— begin Available records —
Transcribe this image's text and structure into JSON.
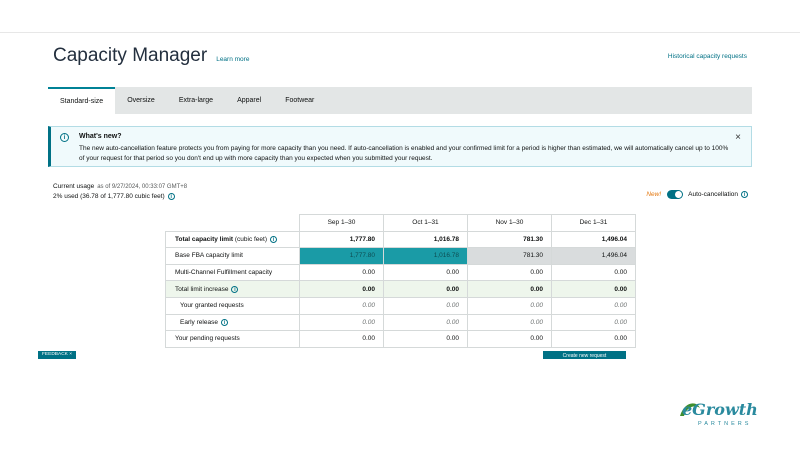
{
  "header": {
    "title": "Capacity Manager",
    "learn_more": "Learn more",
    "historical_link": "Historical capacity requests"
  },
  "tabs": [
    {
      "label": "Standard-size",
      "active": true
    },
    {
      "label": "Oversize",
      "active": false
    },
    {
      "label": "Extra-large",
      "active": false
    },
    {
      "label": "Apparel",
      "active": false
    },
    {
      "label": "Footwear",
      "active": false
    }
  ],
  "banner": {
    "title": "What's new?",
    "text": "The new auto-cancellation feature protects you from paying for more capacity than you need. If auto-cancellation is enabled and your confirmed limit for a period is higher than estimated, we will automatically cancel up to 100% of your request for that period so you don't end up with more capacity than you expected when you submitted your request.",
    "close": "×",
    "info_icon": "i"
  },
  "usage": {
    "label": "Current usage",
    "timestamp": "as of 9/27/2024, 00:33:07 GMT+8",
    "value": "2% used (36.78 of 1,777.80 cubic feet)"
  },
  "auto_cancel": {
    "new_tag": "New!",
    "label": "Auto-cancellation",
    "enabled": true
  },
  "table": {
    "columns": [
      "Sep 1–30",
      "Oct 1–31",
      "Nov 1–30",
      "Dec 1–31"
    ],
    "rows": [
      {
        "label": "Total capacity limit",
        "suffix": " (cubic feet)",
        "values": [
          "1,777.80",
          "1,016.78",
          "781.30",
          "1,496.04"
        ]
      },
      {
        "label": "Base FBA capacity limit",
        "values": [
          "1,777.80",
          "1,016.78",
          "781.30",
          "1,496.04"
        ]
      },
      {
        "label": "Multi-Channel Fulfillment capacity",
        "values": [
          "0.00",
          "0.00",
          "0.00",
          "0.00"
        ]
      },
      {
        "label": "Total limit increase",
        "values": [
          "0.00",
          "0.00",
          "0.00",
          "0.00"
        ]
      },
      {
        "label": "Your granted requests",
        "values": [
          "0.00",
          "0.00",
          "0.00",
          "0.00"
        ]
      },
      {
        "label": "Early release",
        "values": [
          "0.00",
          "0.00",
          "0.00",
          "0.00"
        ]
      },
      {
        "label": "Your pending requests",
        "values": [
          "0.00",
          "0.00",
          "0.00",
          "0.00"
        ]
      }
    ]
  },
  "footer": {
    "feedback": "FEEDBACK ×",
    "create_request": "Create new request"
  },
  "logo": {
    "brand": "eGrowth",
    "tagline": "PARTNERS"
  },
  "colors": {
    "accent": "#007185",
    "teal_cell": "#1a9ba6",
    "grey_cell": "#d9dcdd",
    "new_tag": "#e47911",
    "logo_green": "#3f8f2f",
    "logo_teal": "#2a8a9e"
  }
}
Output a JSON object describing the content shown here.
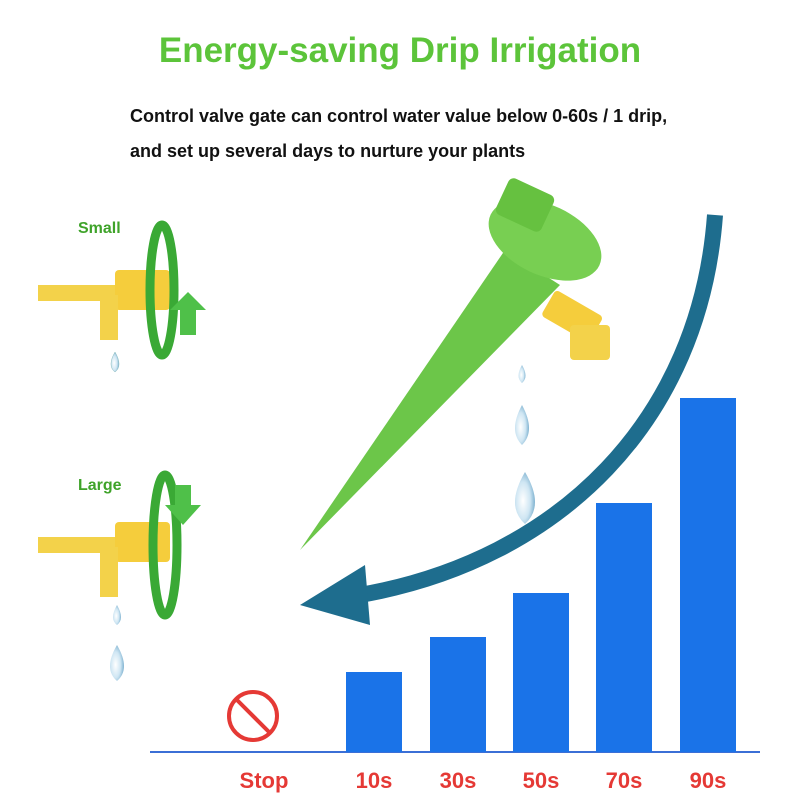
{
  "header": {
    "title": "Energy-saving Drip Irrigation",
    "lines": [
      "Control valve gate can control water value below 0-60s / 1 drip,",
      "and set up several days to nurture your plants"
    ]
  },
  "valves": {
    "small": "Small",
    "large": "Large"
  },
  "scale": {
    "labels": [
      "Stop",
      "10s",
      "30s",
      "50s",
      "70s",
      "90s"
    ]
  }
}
— end Available records —
— begin Available records —
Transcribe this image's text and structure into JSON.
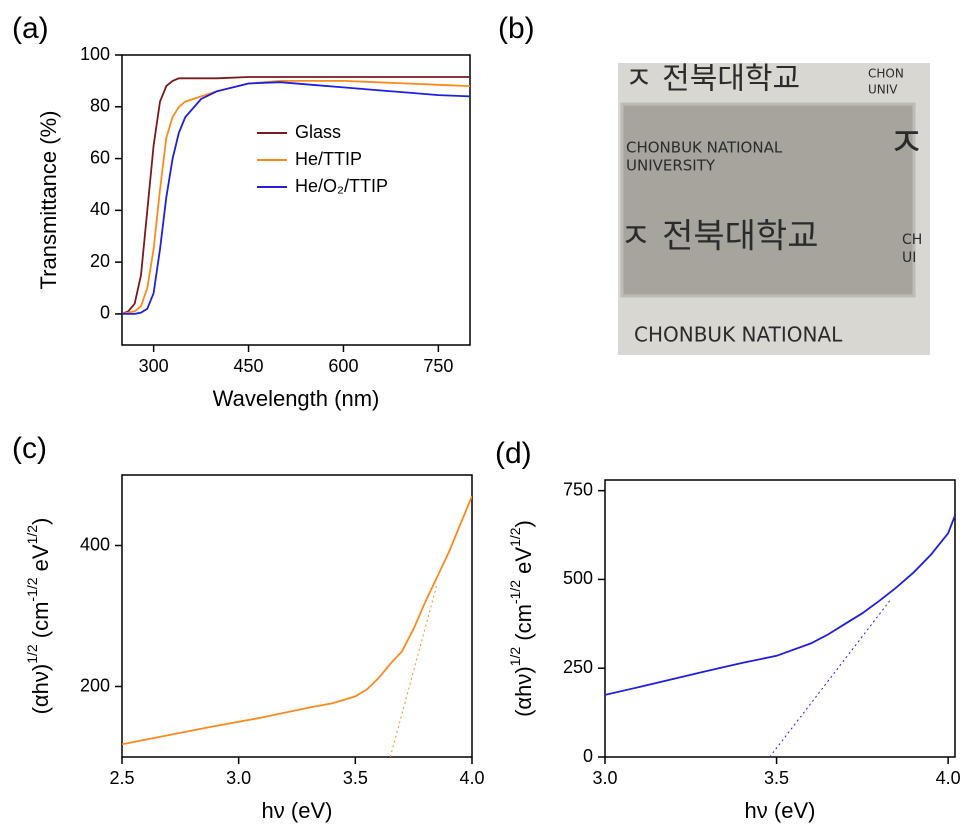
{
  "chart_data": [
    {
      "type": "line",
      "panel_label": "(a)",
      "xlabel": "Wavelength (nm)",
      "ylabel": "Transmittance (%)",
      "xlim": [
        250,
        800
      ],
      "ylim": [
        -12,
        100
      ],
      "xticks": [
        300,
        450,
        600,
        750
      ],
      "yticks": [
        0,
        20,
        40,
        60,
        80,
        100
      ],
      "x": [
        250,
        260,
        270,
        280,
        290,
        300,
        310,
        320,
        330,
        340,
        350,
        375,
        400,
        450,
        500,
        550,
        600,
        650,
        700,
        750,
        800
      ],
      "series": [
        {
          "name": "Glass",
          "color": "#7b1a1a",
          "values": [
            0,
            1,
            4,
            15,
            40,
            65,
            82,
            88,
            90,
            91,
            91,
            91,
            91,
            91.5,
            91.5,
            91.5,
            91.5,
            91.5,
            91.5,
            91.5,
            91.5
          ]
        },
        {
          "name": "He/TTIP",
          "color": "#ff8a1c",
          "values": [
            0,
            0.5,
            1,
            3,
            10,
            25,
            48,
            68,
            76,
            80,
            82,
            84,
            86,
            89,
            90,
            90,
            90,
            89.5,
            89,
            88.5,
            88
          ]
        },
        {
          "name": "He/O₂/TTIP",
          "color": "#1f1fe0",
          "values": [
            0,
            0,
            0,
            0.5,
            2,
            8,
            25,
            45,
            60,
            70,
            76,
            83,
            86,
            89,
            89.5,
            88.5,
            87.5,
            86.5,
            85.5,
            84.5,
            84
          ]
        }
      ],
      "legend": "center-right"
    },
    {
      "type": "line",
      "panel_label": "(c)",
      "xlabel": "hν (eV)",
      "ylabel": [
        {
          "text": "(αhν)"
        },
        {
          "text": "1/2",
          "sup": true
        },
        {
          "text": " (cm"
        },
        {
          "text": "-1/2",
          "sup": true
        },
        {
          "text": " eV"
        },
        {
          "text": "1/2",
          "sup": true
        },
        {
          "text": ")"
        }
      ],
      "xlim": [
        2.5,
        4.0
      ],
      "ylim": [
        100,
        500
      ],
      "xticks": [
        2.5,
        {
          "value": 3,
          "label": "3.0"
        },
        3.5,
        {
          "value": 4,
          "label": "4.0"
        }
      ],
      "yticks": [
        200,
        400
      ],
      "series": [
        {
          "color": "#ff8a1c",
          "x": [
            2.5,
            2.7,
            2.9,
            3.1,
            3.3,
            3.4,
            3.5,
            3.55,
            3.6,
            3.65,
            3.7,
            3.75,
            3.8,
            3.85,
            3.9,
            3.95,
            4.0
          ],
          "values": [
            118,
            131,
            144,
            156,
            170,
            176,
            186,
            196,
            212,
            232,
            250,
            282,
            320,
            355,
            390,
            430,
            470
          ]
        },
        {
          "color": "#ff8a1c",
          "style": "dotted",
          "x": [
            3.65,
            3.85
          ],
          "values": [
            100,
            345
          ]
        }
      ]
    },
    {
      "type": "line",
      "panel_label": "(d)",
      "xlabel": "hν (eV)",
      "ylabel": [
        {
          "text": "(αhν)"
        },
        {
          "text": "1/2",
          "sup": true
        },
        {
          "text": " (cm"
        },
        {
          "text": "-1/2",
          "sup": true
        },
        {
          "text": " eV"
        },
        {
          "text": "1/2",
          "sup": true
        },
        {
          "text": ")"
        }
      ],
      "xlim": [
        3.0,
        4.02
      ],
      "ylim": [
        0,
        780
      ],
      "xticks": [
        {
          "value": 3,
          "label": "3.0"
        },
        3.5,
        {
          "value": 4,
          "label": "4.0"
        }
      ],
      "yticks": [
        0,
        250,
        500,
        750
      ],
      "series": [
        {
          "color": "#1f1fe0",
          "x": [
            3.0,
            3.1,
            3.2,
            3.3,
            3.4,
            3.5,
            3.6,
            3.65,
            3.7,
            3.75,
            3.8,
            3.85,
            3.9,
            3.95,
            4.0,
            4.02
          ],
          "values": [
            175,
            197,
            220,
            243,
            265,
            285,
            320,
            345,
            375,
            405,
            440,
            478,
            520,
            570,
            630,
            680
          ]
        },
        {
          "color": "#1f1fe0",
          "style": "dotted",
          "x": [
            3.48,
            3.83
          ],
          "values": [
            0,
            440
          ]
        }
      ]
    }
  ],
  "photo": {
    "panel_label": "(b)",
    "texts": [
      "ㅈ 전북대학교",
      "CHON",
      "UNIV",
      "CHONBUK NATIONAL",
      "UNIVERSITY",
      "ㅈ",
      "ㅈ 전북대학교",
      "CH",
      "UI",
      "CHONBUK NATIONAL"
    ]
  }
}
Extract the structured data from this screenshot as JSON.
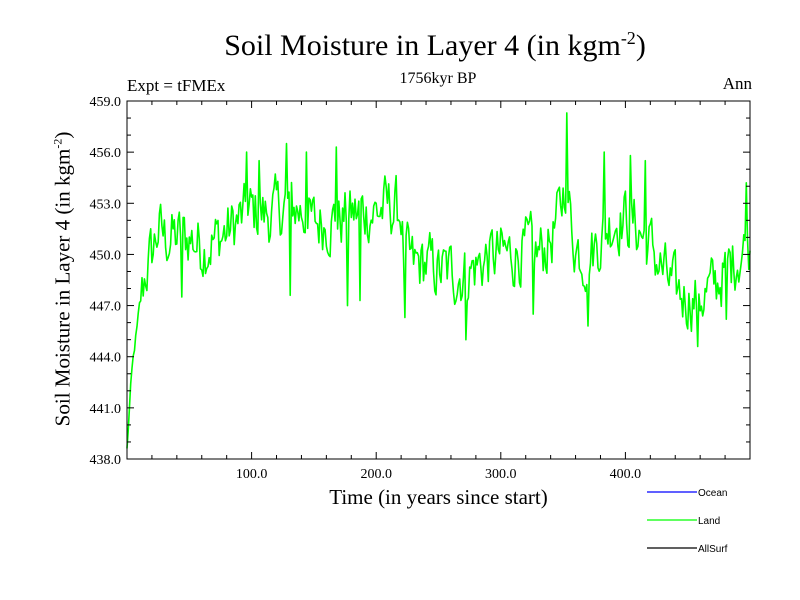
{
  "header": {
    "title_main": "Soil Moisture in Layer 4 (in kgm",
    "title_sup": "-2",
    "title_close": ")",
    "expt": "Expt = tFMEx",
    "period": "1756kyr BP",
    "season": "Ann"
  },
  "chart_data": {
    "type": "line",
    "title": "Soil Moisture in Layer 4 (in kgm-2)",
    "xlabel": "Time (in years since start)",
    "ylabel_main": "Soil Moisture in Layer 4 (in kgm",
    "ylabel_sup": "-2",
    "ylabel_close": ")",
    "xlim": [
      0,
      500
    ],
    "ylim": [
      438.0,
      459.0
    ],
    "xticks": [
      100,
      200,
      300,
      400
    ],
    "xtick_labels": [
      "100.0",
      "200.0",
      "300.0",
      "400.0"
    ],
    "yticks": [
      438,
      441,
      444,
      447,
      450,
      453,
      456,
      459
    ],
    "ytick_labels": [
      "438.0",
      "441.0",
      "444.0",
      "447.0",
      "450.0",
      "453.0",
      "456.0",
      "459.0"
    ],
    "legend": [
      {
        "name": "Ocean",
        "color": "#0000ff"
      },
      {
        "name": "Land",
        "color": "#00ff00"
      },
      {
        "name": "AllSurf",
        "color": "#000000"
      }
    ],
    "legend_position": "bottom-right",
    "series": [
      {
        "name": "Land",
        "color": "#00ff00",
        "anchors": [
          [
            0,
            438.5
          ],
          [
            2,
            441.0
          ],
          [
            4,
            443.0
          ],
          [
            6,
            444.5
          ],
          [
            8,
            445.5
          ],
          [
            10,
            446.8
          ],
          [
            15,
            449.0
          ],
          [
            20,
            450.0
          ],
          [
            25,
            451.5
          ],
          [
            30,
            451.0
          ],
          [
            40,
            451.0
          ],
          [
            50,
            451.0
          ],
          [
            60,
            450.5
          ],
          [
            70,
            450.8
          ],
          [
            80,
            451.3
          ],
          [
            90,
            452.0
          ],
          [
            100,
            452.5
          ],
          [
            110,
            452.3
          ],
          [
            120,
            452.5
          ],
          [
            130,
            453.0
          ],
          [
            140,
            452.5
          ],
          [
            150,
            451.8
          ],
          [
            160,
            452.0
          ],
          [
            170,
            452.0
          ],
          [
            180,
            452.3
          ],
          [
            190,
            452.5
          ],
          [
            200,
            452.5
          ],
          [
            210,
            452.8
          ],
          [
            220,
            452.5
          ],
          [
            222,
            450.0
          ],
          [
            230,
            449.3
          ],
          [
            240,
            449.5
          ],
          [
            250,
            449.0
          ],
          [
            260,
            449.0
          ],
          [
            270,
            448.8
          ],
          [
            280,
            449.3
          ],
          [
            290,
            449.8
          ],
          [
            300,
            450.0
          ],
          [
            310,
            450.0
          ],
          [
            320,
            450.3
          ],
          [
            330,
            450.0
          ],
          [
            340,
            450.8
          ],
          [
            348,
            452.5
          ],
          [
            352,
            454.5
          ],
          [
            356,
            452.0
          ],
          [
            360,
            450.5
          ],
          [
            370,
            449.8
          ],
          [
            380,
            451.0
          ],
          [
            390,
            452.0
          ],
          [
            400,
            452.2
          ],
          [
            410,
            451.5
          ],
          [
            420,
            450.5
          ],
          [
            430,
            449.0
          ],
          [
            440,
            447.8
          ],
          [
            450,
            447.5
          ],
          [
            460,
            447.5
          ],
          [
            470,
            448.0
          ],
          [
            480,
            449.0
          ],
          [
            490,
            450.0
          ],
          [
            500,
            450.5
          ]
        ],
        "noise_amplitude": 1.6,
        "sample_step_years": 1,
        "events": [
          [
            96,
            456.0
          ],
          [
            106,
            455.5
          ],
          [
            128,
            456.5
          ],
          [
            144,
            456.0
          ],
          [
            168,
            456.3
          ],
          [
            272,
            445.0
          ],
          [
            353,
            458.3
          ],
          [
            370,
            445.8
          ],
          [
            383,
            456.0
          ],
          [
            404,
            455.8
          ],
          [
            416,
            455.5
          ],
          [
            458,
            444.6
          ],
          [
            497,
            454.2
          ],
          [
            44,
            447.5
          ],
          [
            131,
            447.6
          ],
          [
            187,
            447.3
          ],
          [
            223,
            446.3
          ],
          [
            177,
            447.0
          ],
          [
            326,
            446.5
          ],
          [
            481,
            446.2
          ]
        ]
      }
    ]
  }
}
— end Available records —
◆ **Set problem**
Look above for every line with the word "Soil" and copy it.

◆ **Complete response**
    "title_main": "Soil Moisture in Layer 4 (in kgm",
    "title": "Soil Moisture in Layer 4 (in kgm-2)",
    "ylabel_main": "Soil Moisture in Layer 4 (in kgm",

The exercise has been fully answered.